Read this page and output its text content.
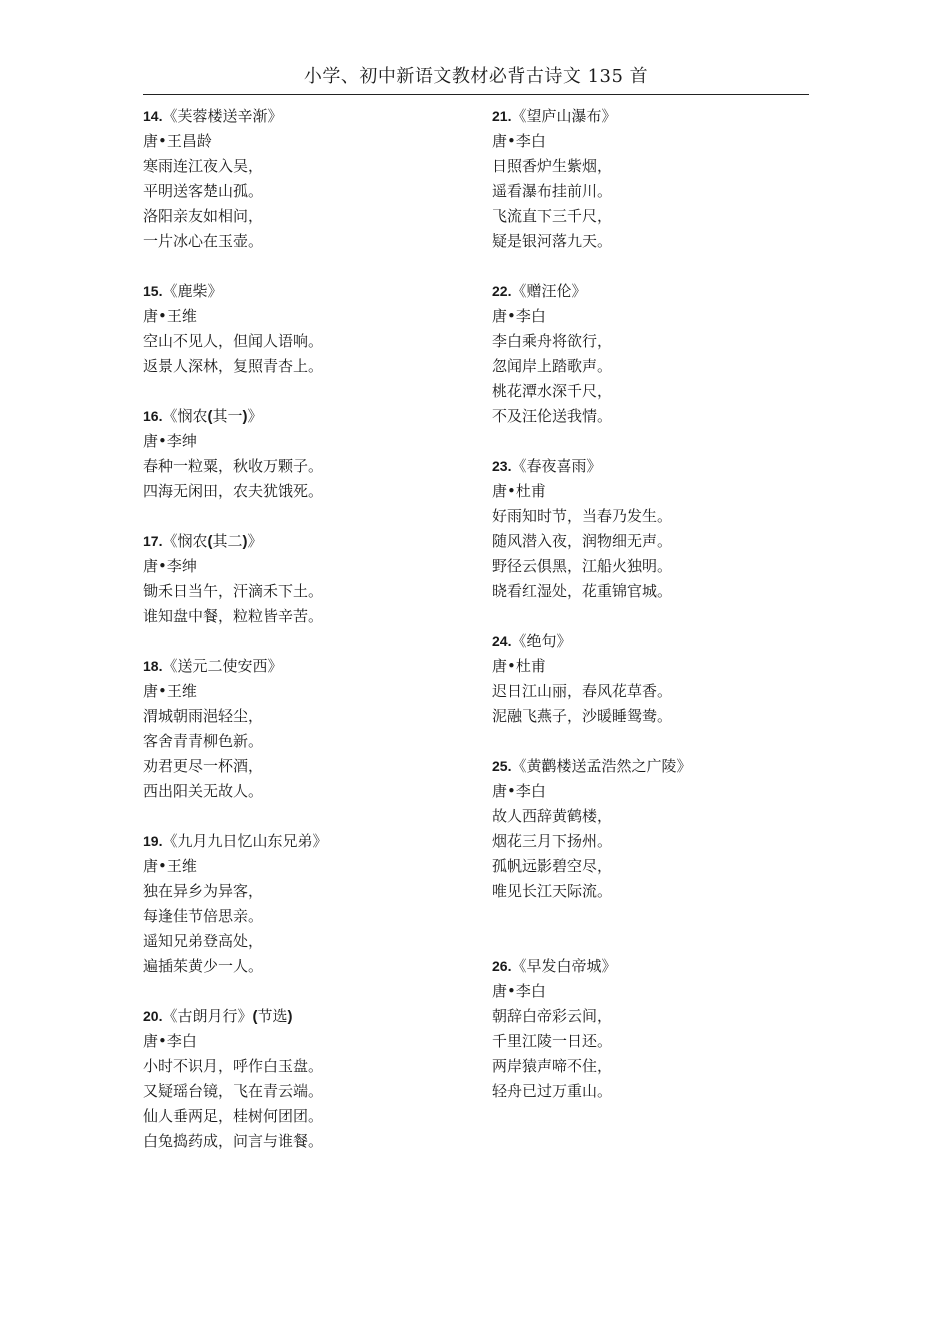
小学、初中新语文教材必背古诗文 135 首
14.《芙蓉楼送辛渐》
唐•王昌龄
寒雨连江夜入吴，
平明送客楚山孤。
洛阳亲友如相问，
一片冰心在玉壶。
15.《鹿柴》
唐•王维
空山不见人，但闻人语响。
返景人深林，复照青杏上。
16.《悯农(其一)》
唐•李绅
春种一粒粟，秋收万颗子。
四海无闲田，农夫犹饿死。
17.《悯农(其二)》
唐•李绅
锄禾日当午，汗滴禾下土。
谁知盘中餐，粒粒皆辛苦。
18.《送元二使安西》
唐•王维
渭城朝雨浥轻尘，
客舍青青柳色新。
劝君更尽一杯酒，
西出阳关无故人。
19.《九月九日忆山东兄弟》
唐•王维
独在异乡为异客，
每逢佳节倍思亲。
遥知兄弟登高处，
遍插茱黄少一人。
20.《古朗月行》(节选)
唐•李白
小时不识月，呼作白玉盘。
又疑瑶台镜，飞在青云端。
仙人垂两足，桂树何团团。
白兔捣药成，问言与谁餐。
21.《望庐山瀑布》
唐•李白
日照香炉生紫烟，
遥看瀑布挂前川。
飞流直下三千尺，
疑是银河落九天。
22.《赠汪伦》
唐•李白
李白乘舟将欲行，
忽闻岸上踏歌声。
桃花潭水深千尺，
不及汪伦送我情。
23.《春夜喜雨》
唐•杜甫
好雨知时节，当春乃发生。
随风潜入夜，润物细无声。
野径云俱黑，江船火独明。
晓看红湿处，花重锦官城。
24.《绝句》
唐•杜甫
迟日江山丽，春风花草香。
泥融飞燕子，沙暖睡鸳鸯。
25.《黄鹳楼送孟浩然之广陵》
唐•李白
故人西辞黄鹤楼，
烟花三月下扬州。
孤帆远影碧空尽，
唯见长江天际流。
26.《早发白帝城》
唐•李白
朝辞白帝彩云间，
千里江陵一日还。
两岸猿声啼不住，
轻舟已过万重山。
□ □ □ □ □ □ □
▶ _SHORT PROBLEM_
Copy all of the entries verbatim, leaving out any pictures they contain.

▶ _TASK RESULT_
Read this page and output its text content.
小学、初中新语文教材必背古诗文 135 首
14.《芙蓉楼送辛渐》
唐•王昌龄
寒雨连江夜入吴，
平明送客楚山孤。
洛阳亲友如相问，
一片冰心在玉壶。
15.《鹿柴》
唐•王维
空山不见人，但闻人语响。
返景人深林，复照青杏上。
16.《悯农(其一)》
唐•李绅
春种一粒粟，秋收万颗子。
四海无闲田，农夫犹饿死。
17.《悯农(其二)》
唐•李绅
锄禾日当午，汗滴禾下土。
谁知盘中餐，粒粒皆辛苦。
18.《送元二使安西》
唐•王维
渭城朝雨浥轻尘，
客舍青青柳色新。
劝君更尽一杯酒，
西出阳关无故人。
19.《九月九日忆山东兄弟》
唐•王维
独在异乡为异客，
每逢佳节倍思亲。
遥知兄弟登高处，
遍插茱黄少一人。
20.《古朗月行》(节选)
唐•李白
小时不识月，呼作白玉盘。
又疑瑶台镜，飞在青云端。
仙人垂两足，桂树何团团。
白兔捣药成，问言与谁餐。
21.《望庐山瀑布》
唐•李白
日照香炉生紫烟，
遥看瀑布挂前川。
飞流直下三千尺，
疑是银河落九天。
22.《赠汪伦》
唐•李白
李白乘舟将欲行，
忽闻岸上踏歌声。
桃花潭水深千尺，
不及汪伦送我情。
23.《春夜喜雨》
唐•杜甫
好雨知时节，当春乃发生。
随风潜入夜，润物细无声。
野径云俱黑，江船火独明。
晓看红湿处，花重锦官城。
24.《绝句》
唐•杜甫
迟日江山丽，春风花草香。
泥融飞燕子，沙暖睡鸳鸯。
25.《黄鹳楼送孟浩然之广陵》
唐•李白
故人西辞黄鹤楼，
烟花三月下扬州。
孤帆远影碧空尽，
唯见长江天际流。
26.《早发白帝城》
唐•李白
朝辞白帝彩云间，
千里江陵一日还。
两岸猿声啼不住，
轻舟已过万重山。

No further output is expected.